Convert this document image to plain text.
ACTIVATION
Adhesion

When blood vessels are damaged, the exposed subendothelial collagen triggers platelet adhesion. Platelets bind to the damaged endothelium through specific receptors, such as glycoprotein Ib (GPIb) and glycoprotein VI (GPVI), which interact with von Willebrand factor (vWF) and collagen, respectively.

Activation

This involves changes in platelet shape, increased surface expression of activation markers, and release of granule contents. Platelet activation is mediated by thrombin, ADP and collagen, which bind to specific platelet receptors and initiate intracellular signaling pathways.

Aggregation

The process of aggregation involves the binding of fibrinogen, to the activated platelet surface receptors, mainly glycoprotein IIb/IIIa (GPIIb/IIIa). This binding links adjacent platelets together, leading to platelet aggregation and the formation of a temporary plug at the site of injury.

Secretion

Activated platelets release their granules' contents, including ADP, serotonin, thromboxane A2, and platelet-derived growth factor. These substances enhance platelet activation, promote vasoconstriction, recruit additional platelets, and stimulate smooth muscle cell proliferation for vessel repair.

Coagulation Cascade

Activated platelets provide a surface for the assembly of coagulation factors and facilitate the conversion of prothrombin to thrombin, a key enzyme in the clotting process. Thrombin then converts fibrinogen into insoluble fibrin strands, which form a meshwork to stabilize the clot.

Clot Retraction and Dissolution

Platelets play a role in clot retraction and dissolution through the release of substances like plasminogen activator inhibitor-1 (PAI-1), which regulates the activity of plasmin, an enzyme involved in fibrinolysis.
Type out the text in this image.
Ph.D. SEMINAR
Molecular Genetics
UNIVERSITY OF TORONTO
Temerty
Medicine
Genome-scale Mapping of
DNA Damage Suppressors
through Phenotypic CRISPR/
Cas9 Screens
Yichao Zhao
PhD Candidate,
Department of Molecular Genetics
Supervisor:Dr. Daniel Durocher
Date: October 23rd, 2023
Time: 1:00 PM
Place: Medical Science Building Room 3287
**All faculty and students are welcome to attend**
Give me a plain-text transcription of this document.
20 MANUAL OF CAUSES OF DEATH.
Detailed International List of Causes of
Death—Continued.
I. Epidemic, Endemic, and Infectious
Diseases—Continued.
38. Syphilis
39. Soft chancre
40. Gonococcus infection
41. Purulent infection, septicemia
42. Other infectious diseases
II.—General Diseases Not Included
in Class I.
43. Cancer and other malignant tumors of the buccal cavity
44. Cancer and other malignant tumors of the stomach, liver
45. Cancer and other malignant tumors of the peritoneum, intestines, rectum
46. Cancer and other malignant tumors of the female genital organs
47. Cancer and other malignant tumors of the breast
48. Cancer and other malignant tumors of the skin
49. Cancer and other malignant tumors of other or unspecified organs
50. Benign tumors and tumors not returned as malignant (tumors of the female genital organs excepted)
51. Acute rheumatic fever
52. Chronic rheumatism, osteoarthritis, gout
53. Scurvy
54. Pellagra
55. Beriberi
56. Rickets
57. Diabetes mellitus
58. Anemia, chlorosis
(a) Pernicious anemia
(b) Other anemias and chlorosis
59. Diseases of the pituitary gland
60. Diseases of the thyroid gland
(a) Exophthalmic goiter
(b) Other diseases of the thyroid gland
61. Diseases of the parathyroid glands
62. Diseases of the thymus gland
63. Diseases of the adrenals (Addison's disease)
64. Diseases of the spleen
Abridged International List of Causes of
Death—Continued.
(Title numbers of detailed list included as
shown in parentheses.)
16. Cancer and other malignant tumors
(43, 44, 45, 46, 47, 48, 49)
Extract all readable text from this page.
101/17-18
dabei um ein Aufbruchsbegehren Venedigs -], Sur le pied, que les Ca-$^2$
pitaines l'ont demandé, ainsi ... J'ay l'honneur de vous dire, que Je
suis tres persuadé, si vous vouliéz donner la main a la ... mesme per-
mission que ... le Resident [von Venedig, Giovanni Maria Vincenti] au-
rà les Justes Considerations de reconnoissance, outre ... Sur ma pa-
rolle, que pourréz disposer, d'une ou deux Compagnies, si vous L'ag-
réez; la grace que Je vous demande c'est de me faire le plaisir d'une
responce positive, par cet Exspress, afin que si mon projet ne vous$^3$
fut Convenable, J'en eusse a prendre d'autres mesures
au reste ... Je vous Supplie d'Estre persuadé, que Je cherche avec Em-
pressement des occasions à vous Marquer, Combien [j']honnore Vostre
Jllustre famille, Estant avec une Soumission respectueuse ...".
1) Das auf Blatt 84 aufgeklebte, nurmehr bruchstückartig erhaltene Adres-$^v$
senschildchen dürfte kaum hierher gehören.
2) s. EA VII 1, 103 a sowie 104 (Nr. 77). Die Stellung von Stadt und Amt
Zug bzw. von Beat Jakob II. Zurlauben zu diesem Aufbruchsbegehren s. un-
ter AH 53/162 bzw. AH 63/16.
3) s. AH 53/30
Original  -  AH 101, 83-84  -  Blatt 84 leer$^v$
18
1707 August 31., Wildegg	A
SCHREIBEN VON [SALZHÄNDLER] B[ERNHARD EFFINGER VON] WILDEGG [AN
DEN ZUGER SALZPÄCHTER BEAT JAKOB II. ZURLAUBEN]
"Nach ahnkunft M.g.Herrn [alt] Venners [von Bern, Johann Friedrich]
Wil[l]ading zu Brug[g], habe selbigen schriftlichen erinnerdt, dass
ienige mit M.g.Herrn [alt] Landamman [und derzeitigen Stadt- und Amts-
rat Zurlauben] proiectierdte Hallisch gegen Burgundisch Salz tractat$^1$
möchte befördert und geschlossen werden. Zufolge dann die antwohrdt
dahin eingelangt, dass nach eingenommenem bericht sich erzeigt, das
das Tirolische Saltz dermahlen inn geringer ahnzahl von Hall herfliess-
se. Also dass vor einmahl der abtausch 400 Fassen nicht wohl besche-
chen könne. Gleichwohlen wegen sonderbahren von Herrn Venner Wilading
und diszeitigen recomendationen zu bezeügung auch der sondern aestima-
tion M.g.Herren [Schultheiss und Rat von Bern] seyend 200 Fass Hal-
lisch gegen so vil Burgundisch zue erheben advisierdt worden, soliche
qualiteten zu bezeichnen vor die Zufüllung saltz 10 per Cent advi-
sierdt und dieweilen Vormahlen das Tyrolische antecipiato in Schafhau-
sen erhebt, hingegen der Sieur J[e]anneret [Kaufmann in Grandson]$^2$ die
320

Requirement:
Each line above must be returned exactly as written.

Answer for the task:
Convert this document image to plain text.
ACTIVATION
Adhesion

When blood vessels are damaged, the exposed subendothelial collagen triggers platelet adhesion. Platelets bind to the damaged endothelium through specific receptors, such as glycoprotein Ib (GPIb) and glycoprotein VI (GPVI), which interact with von Willebrand factor (vWF) and collagen, respectively.

Activation

This involves changes in platelet shape, increased surface expression of activation markers, and release of granule contents. Platelet activation is mediated by thrombin, ADP and collagen, which bind to specific platelet receptors and initiate intracellular signaling pathways.

Aggregation

The process of aggregation involves the binding of fibrinogen, to the activated platelet surface receptors, mainly glycoprotein IIb/IIIa (GPIIb/IIIa). This binding links adjacent platelets together, leading to platelet aggregation and the formation of a temporary plug at the site of injury.

Secretion

Activated platelets release their granules' contents, including ADP, serotonin, thromboxane A2, and platelet-derived growth factor. These substances enhance platelet activation, promote vasoconstriction, recruit additional platelets, and stimulate smooth muscle cell proliferation for vessel repair.

Coagulation Cascade

Activated platelets provide a surface for the assembly of coagulation factors and facilitate the conversion of prothrombin to thrombin, a key enzyme in the clotting process. Thrombin then converts fibrinogen into insoluble fibrin strands, which form a meshwork to stabilize the clot.

Clot Retraction and Dissolution

Platelets play a role in clot retraction and dissolution through the release of substances like plasminogen activator inhibitor-1 (PAI-1), which regulates the activity of plasmin, an enzyme involved in fibrinolysis.
Type out the text in this image.
Ph.D. SEMINAR
Molecular Genetics
UNIVERSITY OF TORONTO
Temerty
Medicine
Genome-scale Mapping of
DNA Damage Suppressors
through Phenotypic CRISPR/
Cas9 Screens
Yichao Zhao
PhD Candidate,
Department of Molecular Genetics
Supervisor:Dr. Daniel Durocher
Date: October 23rd, 2023
Time: 1:00 PM
Place: Medical Science Building Room 3287
**All faculty and students are welcome to attend**
Give me a plain-text transcription of this document.
20 MANUAL OF CAUSES OF DEATH.
Detailed International List of Causes of
Death—Continued.
I. Epidemic, Endemic, and Infectious
Diseases—Continued.
38. Syphilis
39. Soft chancre
40. Gonococcus infection
41. Purulent infection, septicemia
42. Other infectious diseases
II.—General Diseases Not Included
in Class I.
43. Cancer and other malignant tumors of the buccal cavity
44. Cancer and other malignant tumors of the stomach, liver
45. Cancer and other malignant tumors of the peritoneum, intestines, rectum
46. Cancer and other malignant tumors of the female genital organs
47. Cancer and other malignant tumors of the breast
48. Cancer and other malignant tumors of the skin
49. Cancer and other malignant tumors of other or unspecified organs
50. Benign tumors and tumors not returned as malignant (tumors of the female genital organs excepted)
51. Acute rheumatic fever
52. Chronic rheumatism, osteoarthritis, gout
53. Scurvy
54. Pellagra
55. Beriberi
56. Rickets
57. Diabetes mellitus
58. Anemia, chlorosis
(a) Pernicious anemia
(b) Other anemias and chlorosis
59. Diseases of the pituitary gland
60. Diseases of the thyroid gland
(a) Exophthalmic goiter
(b) Other diseases of the thyroid gland
61. Diseases of the parathyroid glands
62. Diseases of the thymus gland
63. Diseases of the adrenals (Addison's disease)
64. Diseases of the spleen
Abridged International List of Causes of
Death—Continued.
(Title numbers of detailed list included as
shown in parentheses.)
16. Cancer and other malignant tumors
(43, 44, 45, 46, 47, 48, 49)
Extract all readable text from this page.
101/17-18
dabei um ein Aufbruchsbegehren Venedigs -], Sur le pied, que les Ca-$^2$
pitaines l'ont demandé, ainsi ... J'ay l'honneur de vous dire, que Je
suis tres persuadé, si vous vouliéz donner la main a la ... mesme per-
mission que ... le Resident [von Venedig, Giovanni Maria Vincenti] au-
rà les Justes Considerations de reconnoissance, outre ... Sur ma pa-
rolle, que pourréz disposer, d'une ou deux Compagnies, si vous L'ag-
réez; la grace que Je vous demande c'est de me faire le plaisir d'une
responce positive, par cet Exspress, afin que si mon projet ne vous$^3$
fut Convenable, J'en eusse a prendre d'autres mesures
au reste ... Je vous Supplie d'Estre persuadé, que Je cherche avec Em-
pressement des occasions à vous Marquer, Combien [j']honnore Vostre
Jllustre famille, Estant avec une Soumission respectueuse ...".
1) Das auf Blatt 84 aufgeklebte, nurmehr bruchstückartig erhaltene Adres-$^v$
senschildchen dürfte kaum hierher gehören.
2) s. EA VII 1, 103 a sowie 104 (Nr. 77). Die Stellung von Stadt und Amt
Zug bzw. von Beat Jakob II. Zurlauben zu diesem Aufbruchsbegehren s. un-
ter AH 53/162 bzw. AH 63/16.
3) s. AH 53/30
Original  -  AH 101, 83-84  -  Blatt 84 leer$^v$
18
1707 August 31., Wildegg	A
SCHREIBEN VON [SALZHÄNDLER] B[ERNHARD EFFINGER VON] WILDEGG [AN
DEN ZUGER SALZPÄCHTER BEAT JAKOB II. ZURLAUBEN]
"Nach ahnkunft M.g.Herrn [alt] Venners [von Bern, Johann Friedrich]
Wil[l]ading zu Brug[g], habe selbigen schriftlichen erinnerdt, dass
ienige mit M.g.Herrn [alt] Landamman [und derzeitigen Stadt- und Amts-
rat Zurlauben] proiectierdte Hallisch gegen Burgundisch Salz tractat$^1$
möchte befördert und geschlossen werden. Zufolge dann die antwohrdt
dahin eingelangt, dass nach eingenommenem bericht sich erzeigt, das
das Tirolische Saltz dermahlen inn geringer ahnzahl von Hall herfliess-
se. Also dass vor einmahl der abtausch 400 Fassen nicht wohl besche-
chen könne. Gleichwohlen wegen sonderbahren von Herrn Venner Wilading
und diszeitigen recomendationen zu bezeügung auch der sondern aestima-
tion M.g.Herren [Schultheiss und Rat von Bern] seyend 200 Fass Hal-
lisch gegen so vil Burgundisch zue erheben advisierdt worden, soliche
qualiteten zu bezeichnen vor die Zufüllung saltz 10 per Cent advi-
sierdt und dieweilen Vormahlen das Tyrolische antecipiato in Schafhau-
sen erhebt, hingegen der Sieur J[e]anneret [Kaufmann in Grandson]$^2$ die
320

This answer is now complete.